--- DATASET EXCERPTS ---
___

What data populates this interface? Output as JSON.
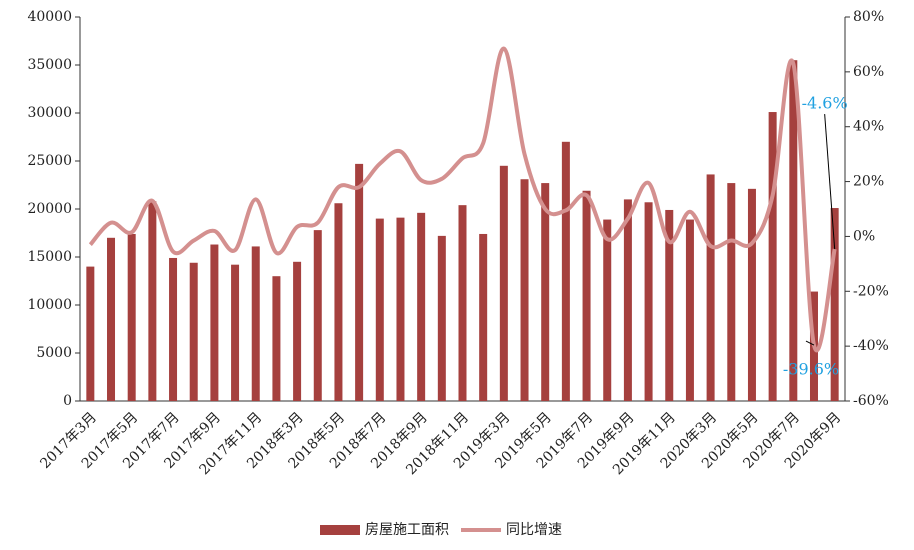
{
  "chart_data": {
    "type": "bar-line",
    "categories": [
      "2017年3月",
      null,
      "2017年5月",
      null,
      "2017年7月",
      null,
      "2017年9月",
      null,
      "2017年11月",
      null,
      "2018年3月",
      null,
      "2018年5月",
      null,
      "2018年7月",
      null,
      "2018年9月",
      null,
      "2018年11月",
      null,
      "2019年3月",
      null,
      "2019年5月",
      null,
      "2019年7月",
      null,
      "2019年9月",
      null,
      "2019年11月",
      null,
      "2020年3月",
      null,
      "2020年5月",
      null,
      "2020年7月",
      null,
      "2020年9月"
    ],
    "series": [
      {
        "name": "房屋施工面积",
        "type": "bar",
        "color": "#a5403e",
        "values": [
          14000,
          17000,
          17400,
          20800,
          14900,
          14400,
          16300,
          14200,
          16100,
          13000,
          14500,
          17800,
          20600,
          24700,
          19000,
          19100,
          19600,
          17200,
          20400,
          17400,
          24500,
          23100,
          22700,
          27000,
          21900,
          18900,
          21000,
          20700,
          19900,
          18900,
          23600,
          22700,
          22100,
          30100,
          35500,
          11400,
          20100
        ]
      },
      {
        "name": "同比增速",
        "type": "line",
        "axis": "y2",
        "color": "#d4908f",
        "values": [
          -3,
          5,
          1.5,
          13,
          -5.5,
          -1.5,
          2,
          -5,
          13.5,
          -6,
          3.5,
          5,
          18,
          18,
          26.5,
          31,
          20.5,
          21,
          28.5,
          34,
          68.5,
          30,
          10,
          9.5,
          15,
          -1,
          6.5,
          19.5,
          -2,
          9,
          -3.5,
          -1.5,
          -2.5,
          15,
          63,
          -39.6,
          -4.6
        ],
        "value_labels": [
          null,
          null,
          null,
          null,
          null,
          null,
          null,
          null,
          null,
          null,
          null,
          null,
          null,
          null,
          null,
          null,
          null,
          null,
          null,
          null,
          null,
          null,
          null,
          null,
          null,
          null,
          null,
          null,
          null,
          null,
          null,
          null,
          null,
          null,
          null,
          "-39.6%",
          "-4.6%"
        ],
        "label_color": "#1fa0e0"
      }
    ],
    "ylim": [
      0,
      40000
    ],
    "yticks": [
      0,
      5000,
      10000,
      15000,
      20000,
      25000,
      30000,
      35000,
      40000
    ],
    "y2lim": [
      -60,
      80
    ],
    "y2ticks": [
      {
        "value": -60,
        "label": "-60%"
      },
      {
        "value": -40,
        "label": "-40%"
      },
      {
        "value": -20,
        "label": "-20%"
      },
      {
        "value": 0,
        "label": "0%"
      },
      {
        "value": 20,
        "label": "20%"
      },
      {
        "value": 40,
        "label": "40%"
      },
      {
        "value": 60,
        "label": "60%"
      },
      {
        "value": 80,
        "label": "80%"
      }
    ],
    "legend": "bottom"
  }
}
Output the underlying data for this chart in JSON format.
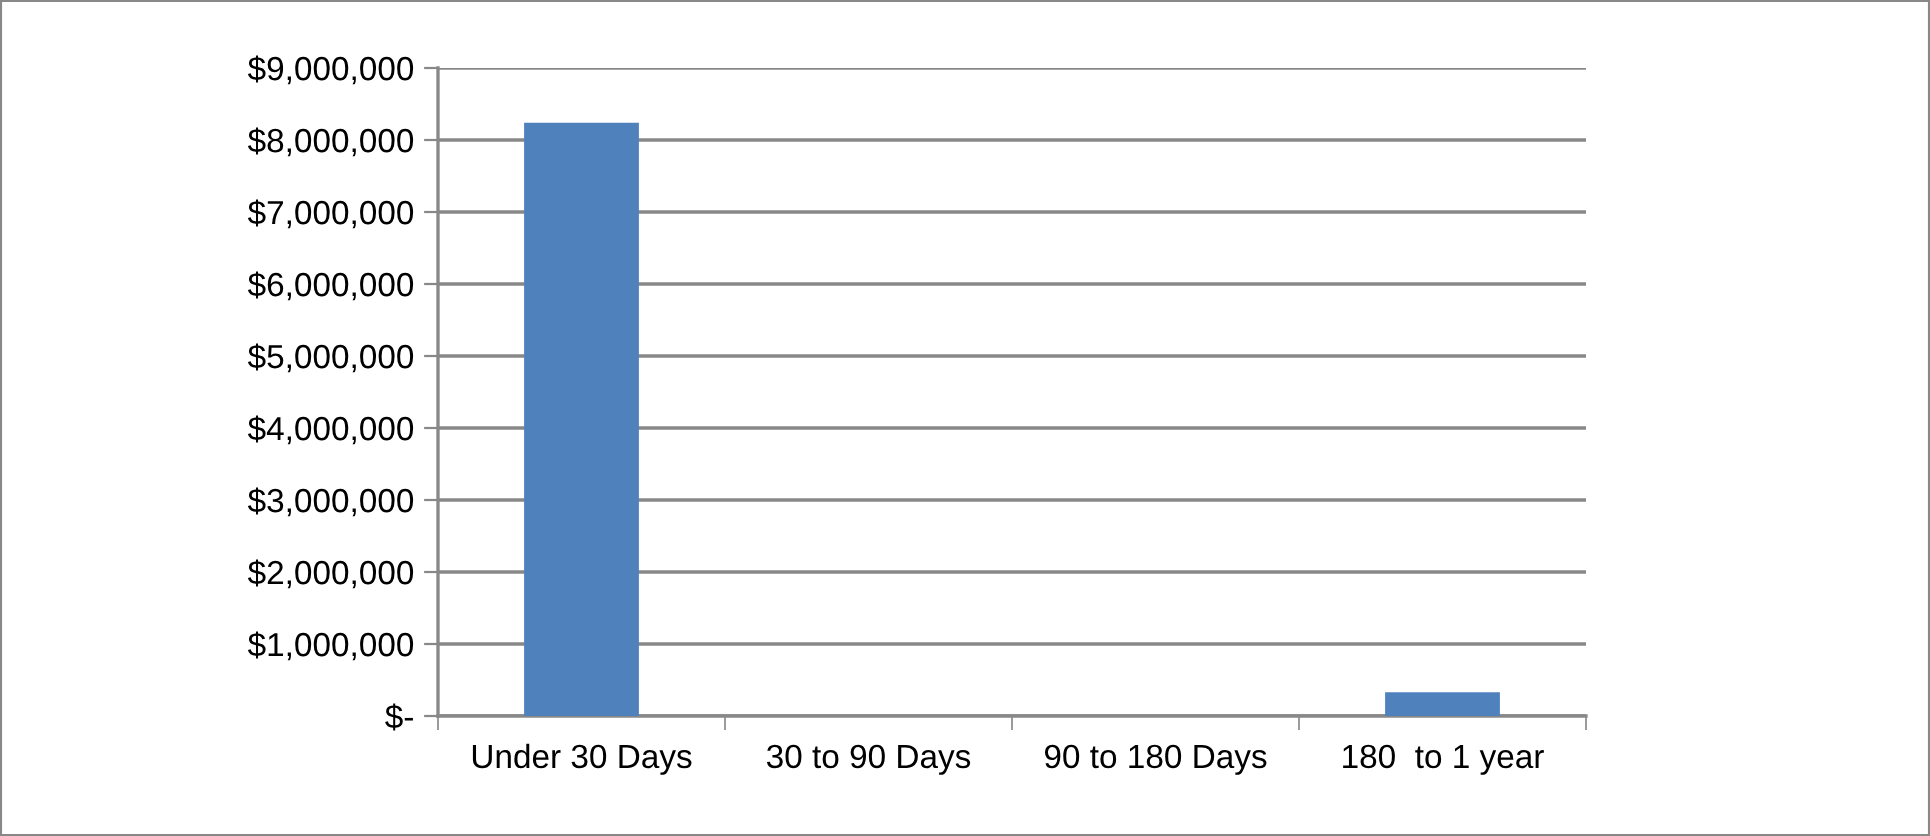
{
  "chart_data": {
    "type": "bar",
    "categories": [
      "Under 30 Days",
      "30 to 90 Days",
      "90 to 180 Days",
      "180  to 1 year"
    ],
    "values": [
      8240000,
      0,
      0,
      330000
    ],
    "color": "#4f81bd",
    "ylim": [
      0,
      9000000
    ],
    "yticks": [
      {
        "value": 0,
        "label": "$-"
      },
      {
        "value": 1000000,
        "label": "$1,000,000"
      },
      {
        "value": 2000000,
        "label": "$2,000,000"
      },
      {
        "value": 3000000,
        "label": "$3,000,000"
      },
      {
        "value": 4000000,
        "label": "$4,000,000"
      },
      {
        "value": 5000000,
        "label": "$5,000,000"
      },
      {
        "value": 6000000,
        "label": "$6,000,000"
      },
      {
        "value": 7000000,
        "label": "$7,000,000"
      },
      {
        "value": 8000000,
        "label": "$8,000,000"
      },
      {
        "value": 9000000,
        "label": "$9,000,000"
      }
    ],
    "grid": "y"
  }
}
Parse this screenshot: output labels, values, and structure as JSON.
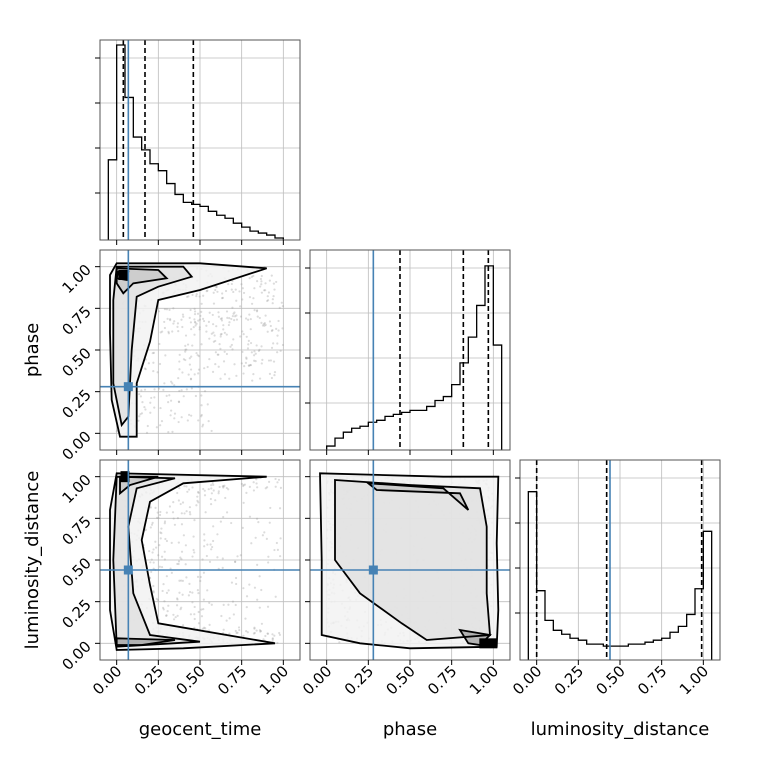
{
  "chart_data": {
    "type": "corner",
    "parameters": [
      "geocent_time",
      "phase",
      "luminosity_distance"
    ],
    "tick_values": [
      0.0,
      0.25,
      0.5,
      0.75,
      1.0
    ],
    "tick_labels": [
      "0.00",
      "0.25",
      "0.50",
      "0.75",
      "1.00"
    ],
    "xlim": [
      -0.1,
      1.1
    ],
    "truths": {
      "geocent_time": 0.07,
      "phase": 0.28,
      "luminosity_distance": 0.44
    },
    "truth_color": "#4682b4",
    "grid": true,
    "histograms": [
      {
        "parameter": "geocent_time",
        "bin_edges": [
          -0.05,
          0.0,
          0.05,
          0.1,
          0.15,
          0.2,
          0.25,
          0.3,
          0.35,
          0.4,
          0.45,
          0.5,
          0.55,
          0.6,
          0.65,
          0.7,
          0.75,
          0.8,
          0.85,
          0.9,
          0.95,
          1.0
        ],
        "heights": [
          0.405,
          0.985,
          0.72,
          0.52,
          0.455,
          0.385,
          0.35,
          0.285,
          0.23,
          0.19,
          0.18,
          0.17,
          0.145,
          0.125,
          0.11,
          0.085,
          0.065,
          0.045,
          0.035,
          0.025,
          0.01
        ],
        "quantiles": [
          0.04,
          0.17,
          0.46
        ]
      },
      {
        "parameter": "phase",
        "bin_edges": [
          0.0,
          0.05,
          0.1,
          0.15,
          0.2,
          0.25,
          0.3,
          0.35,
          0.4,
          0.45,
          0.5,
          0.55,
          0.6,
          0.65,
          0.7,
          0.75,
          0.8,
          0.85,
          0.9,
          0.95,
          1.0,
          1.05
        ],
        "heights": [
          0.02,
          0.06,
          0.09,
          0.11,
          0.12,
          0.14,
          0.15,
          0.17,
          0.18,
          0.19,
          0.2,
          0.2,
          0.22,
          0.25,
          0.27,
          0.33,
          0.44,
          0.57,
          0.73,
          0.93,
          0.53
        ],
        "quantiles": [
          0.44,
          0.82,
          0.97
        ]
      },
      {
        "parameter": "luminosity_distance",
        "bin_edges": [
          -0.05,
          0.0,
          0.05,
          0.1,
          0.15,
          0.2,
          0.25,
          0.3,
          0.35,
          0.4,
          0.45,
          0.5,
          0.55,
          0.6,
          0.65,
          0.7,
          0.75,
          0.8,
          0.85,
          0.9,
          0.95,
          1.0,
          1.05
        ],
        "heights": [
          0.85,
          0.35,
          0.2,
          0.15,
          0.13,
          0.11,
          0.1,
          0.08,
          0.08,
          0.07,
          0.07,
          0.07,
          0.08,
          0.08,
          0.09,
          0.1,
          0.11,
          0.14,
          0.17,
          0.23,
          0.36,
          0.65
        ],
        "quantiles": [
          0.0,
          0.42,
          0.99
        ]
      }
    ],
    "scatter_panels": [
      {
        "x": "geocent_time",
        "y": "phase",
        "density_peak": [
          0.05,
          0.95
        ]
      },
      {
        "x": "geocent_time",
        "y": "luminosity_distance",
        "density_peak": [
          0.05,
          1.0
        ]
      },
      {
        "x": "phase",
        "y": "luminosity_distance",
        "density_peak": [
          0.97,
          0.0
        ]
      }
    ]
  }
}
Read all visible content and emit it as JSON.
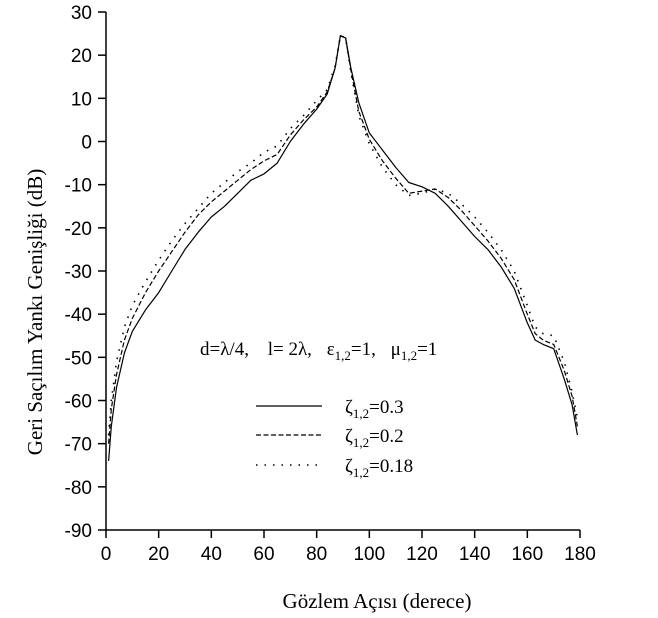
{
  "chart_data": {
    "type": "line",
    "title": "",
    "xlabel": "Gözlem Açısı (derece)",
    "ylabel": "Geri Saçılım Yankı Genişliği (dB)",
    "xlim": [
      0,
      180
    ],
    "ylim": [
      -90,
      30
    ],
    "xticks": [
      "0",
      "20",
      "40",
      "60",
      "80",
      "100",
      "120",
      "140",
      "160",
      "180"
    ],
    "yticks": [
      "30",
      "20",
      "10",
      "0",
      "-10",
      "-20",
      "-30",
      "-40",
      "-50",
      "-60",
      "-70",
      "-80",
      "-90"
    ],
    "grid": false,
    "legend_position": "center",
    "annotation": {
      "d": "d=λ/4,",
      "l": "l= 2λ,",
      "eps": "ε",
      "eps_sub": "1,2",
      "eps_val": "=1,",
      "mu": "μ",
      "mu_sub": "1,2",
      "mu_val": "=1"
    },
    "series": [
      {
        "name": "ζ1,2=0.3",
        "symbol": "ζ",
        "sub": "1,2",
        "value_text": "=0.3",
        "style": "solid",
        "x": [
          1,
          2,
          4,
          7,
          10,
          15,
          20,
          25,
          30,
          35,
          40,
          45,
          50,
          55,
          60,
          65,
          70,
          75,
          80,
          84,
          87,
          89,
          91,
          93,
          96,
          100,
          105,
          110,
          115,
          120,
          125,
          130,
          135,
          140,
          145,
          150,
          155,
          160,
          163,
          166,
          170,
          174,
          177,
          179
        ],
        "y": [
          -74,
          -66,
          -57,
          -49,
          -44,
          -39,
          -35,
          -30,
          -25,
          -21,
          -17.5,
          -15,
          -12,
          -9,
          -7.5,
          -5,
          0,
          4,
          7.5,
          11,
          17,
          24.5,
          24,
          17,
          9,
          2,
          -2,
          -6,
          -9.5,
          -10.5,
          -12,
          -15,
          -18.5,
          -22,
          -25,
          -29,
          -34,
          -42,
          -46,
          -47,
          -48,
          -55,
          -61,
          -68
        ]
      },
      {
        "name": "ζ1,2=0.2",
        "symbol": "ζ",
        "sub": "1,2",
        "value_text": "=0.2",
        "style": "dashed",
        "x": [
          1,
          2,
          4,
          7,
          10,
          15,
          20,
          25,
          30,
          35,
          40,
          45,
          50,
          55,
          60,
          65,
          70,
          75,
          80,
          84,
          87,
          89,
          91,
          93,
          96,
          100,
          105,
          110,
          115,
          120,
          125,
          130,
          135,
          140,
          145,
          150,
          155,
          160,
          163,
          166,
          170,
          174,
          177,
          179
        ],
        "y": [
          -70,
          -62,
          -54,
          -46,
          -41,
          -35,
          -30,
          -25.5,
          -21,
          -17,
          -14,
          -11.5,
          -9,
          -6.5,
          -4.5,
          -3,
          1.5,
          5,
          8,
          11.5,
          17,
          24.5,
          24,
          16.5,
          7,
          0.5,
          -4.5,
          -8.5,
          -12,
          -11.5,
          -11,
          -13,
          -16,
          -19.5,
          -23,
          -27,
          -32,
          -40,
          -44.5,
          -46,
          -47,
          -53,
          -59,
          -66
        ]
      },
      {
        "name": "ζ1,2=0.18",
        "symbol": "ζ",
        "sub": "1,2",
        "value_text": "=0.18",
        "style": "dotted",
        "x": [
          1,
          2,
          4,
          7,
          10,
          15,
          20,
          25,
          30,
          35,
          40,
          45,
          50,
          55,
          60,
          65,
          70,
          75,
          80,
          84,
          87,
          89,
          91,
          93,
          96,
          100,
          105,
          110,
          115,
          120,
          125,
          130,
          135,
          140,
          145,
          150,
          155,
          160,
          163,
          166,
          170,
          174,
          177,
          179
        ],
        "y": [
          -68,
          -60,
          -51,
          -43,
          -38,
          -32.5,
          -27.5,
          -23,
          -19,
          -15.5,
          -12,
          -9.5,
          -7,
          -5,
          -2.5,
          -1,
          3,
          6,
          9.5,
          12,
          17.5,
          24.5,
          24,
          16,
          6,
          -0.5,
          -6,
          -10,
          -12.5,
          -12,
          -11,
          -12,
          -14.5,
          -17.5,
          -21,
          -25,
          -30,
          -38,
          -43,
          -44.5,
          -45,
          -51,
          -58,
          -64
        ]
      }
    ]
  }
}
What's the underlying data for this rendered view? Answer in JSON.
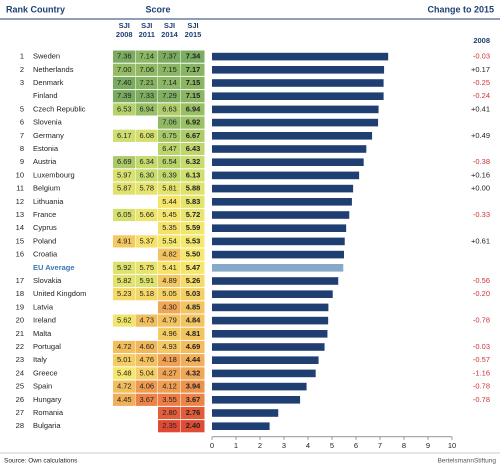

___

The required output is the number of lines containing the word "underlying", and nothing besides.

2